*Task statement*
Reproduce every record below exactly as written, but leave out any pictures.

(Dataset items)
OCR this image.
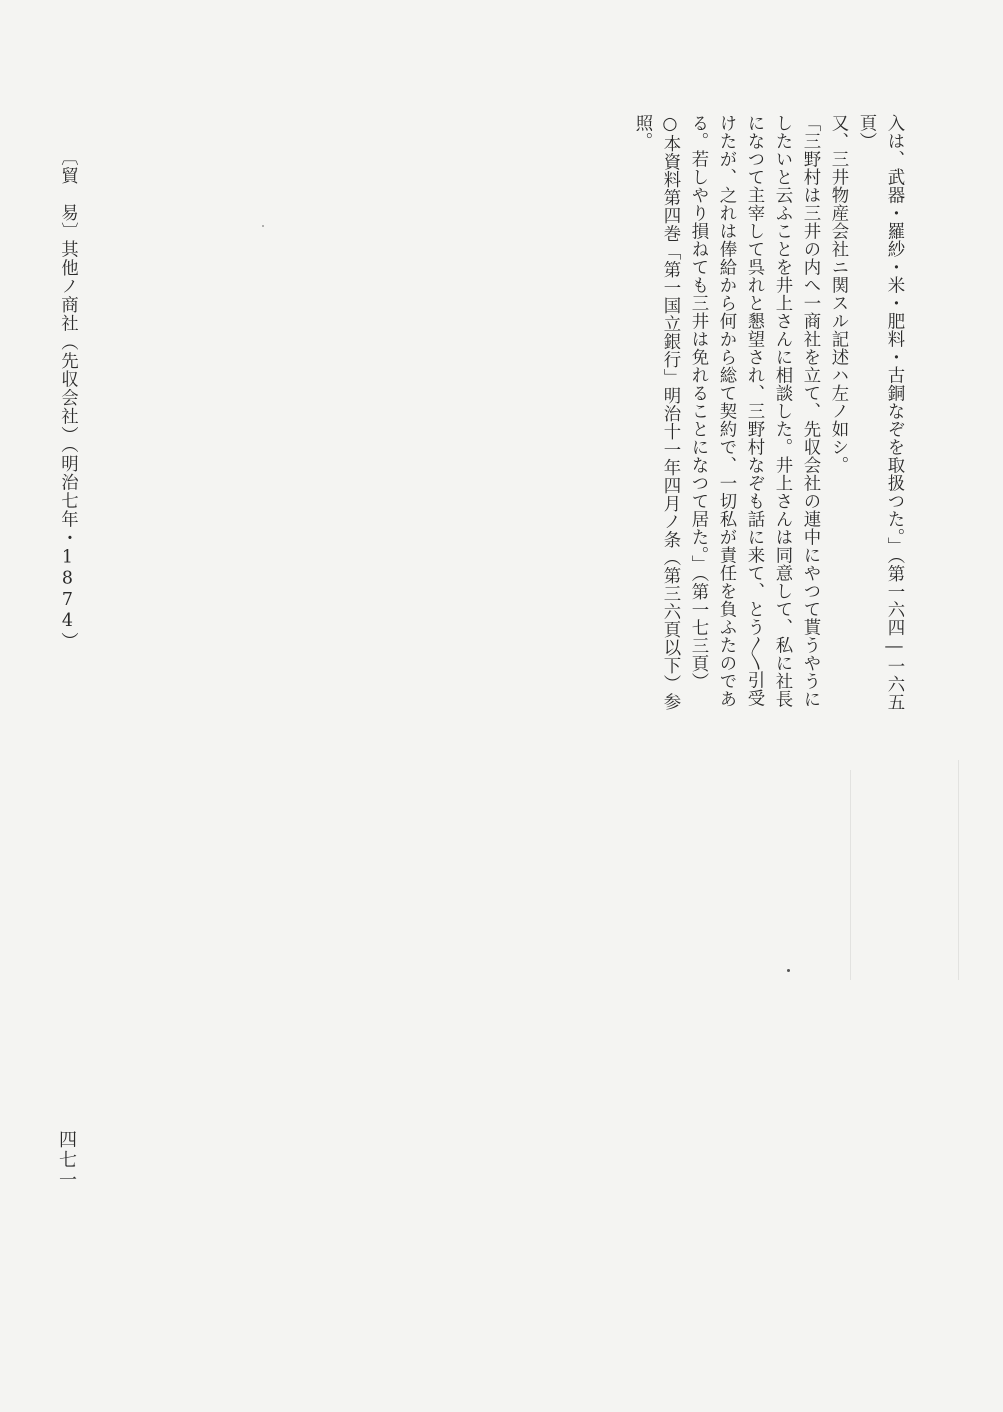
入は、武器・羅紗・米・肥料・古銅なぞを取扱つた。」（第一六四―一六五
頁）
又、三井物産会社ニ関スル記述ハ左ノ如シ。
「三野村は三井の内へ一商社を立て、先収会社の連中にやつて貰うやうに
したいと云ふことを井上さんに相談した。井上さんは同意して、私に社長
になつて主宰して呉れと懇望され、三野村なぞも話に来て、とう〳〵引受
けたが、之れは俸給から何から総て契約で、一切私が責任を負ふたのであ
る。若しやり損ねても三井は免れることになつて居た。」（第一七三頁）
○本資料第四巻「第一国立銀行」明治十一年四月ノ条（第三六頁以下）参
照。
〔貿　易〕
其他ノ商社（先収会社）（明治七年・1874）
四七一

*Solution to this exercise*
OCR this image.
入は、武器・羅紗・米・肥料・古銅なぞを取扱つた。」（第一六四―一六五
頁）
又、三井物産会社ニ関スル記述ハ左ノ如シ。
「三野村は三井の内へ一商社を立て、先収会社の連中にやつて貰うやうに
したいと云ふことを井上さんに相談した。井上さんは同意して、私に社長
になつて主宰して呉れと懇望され、三野村なぞも話に来て、とう〳〵引受
けたが、之れは俸給から何から総て契約で、一切私が責任を負ふたのであ
る。若しやり損ねても三井は免れることになつて居た。」（第一七三頁）
○本資料第四巻「第一国立銀行」明治十一年四月ノ条（第三六頁以下）参
照。
〔貿　易〕
其他ノ商社（先収会社）（明治七年・1874）
四七一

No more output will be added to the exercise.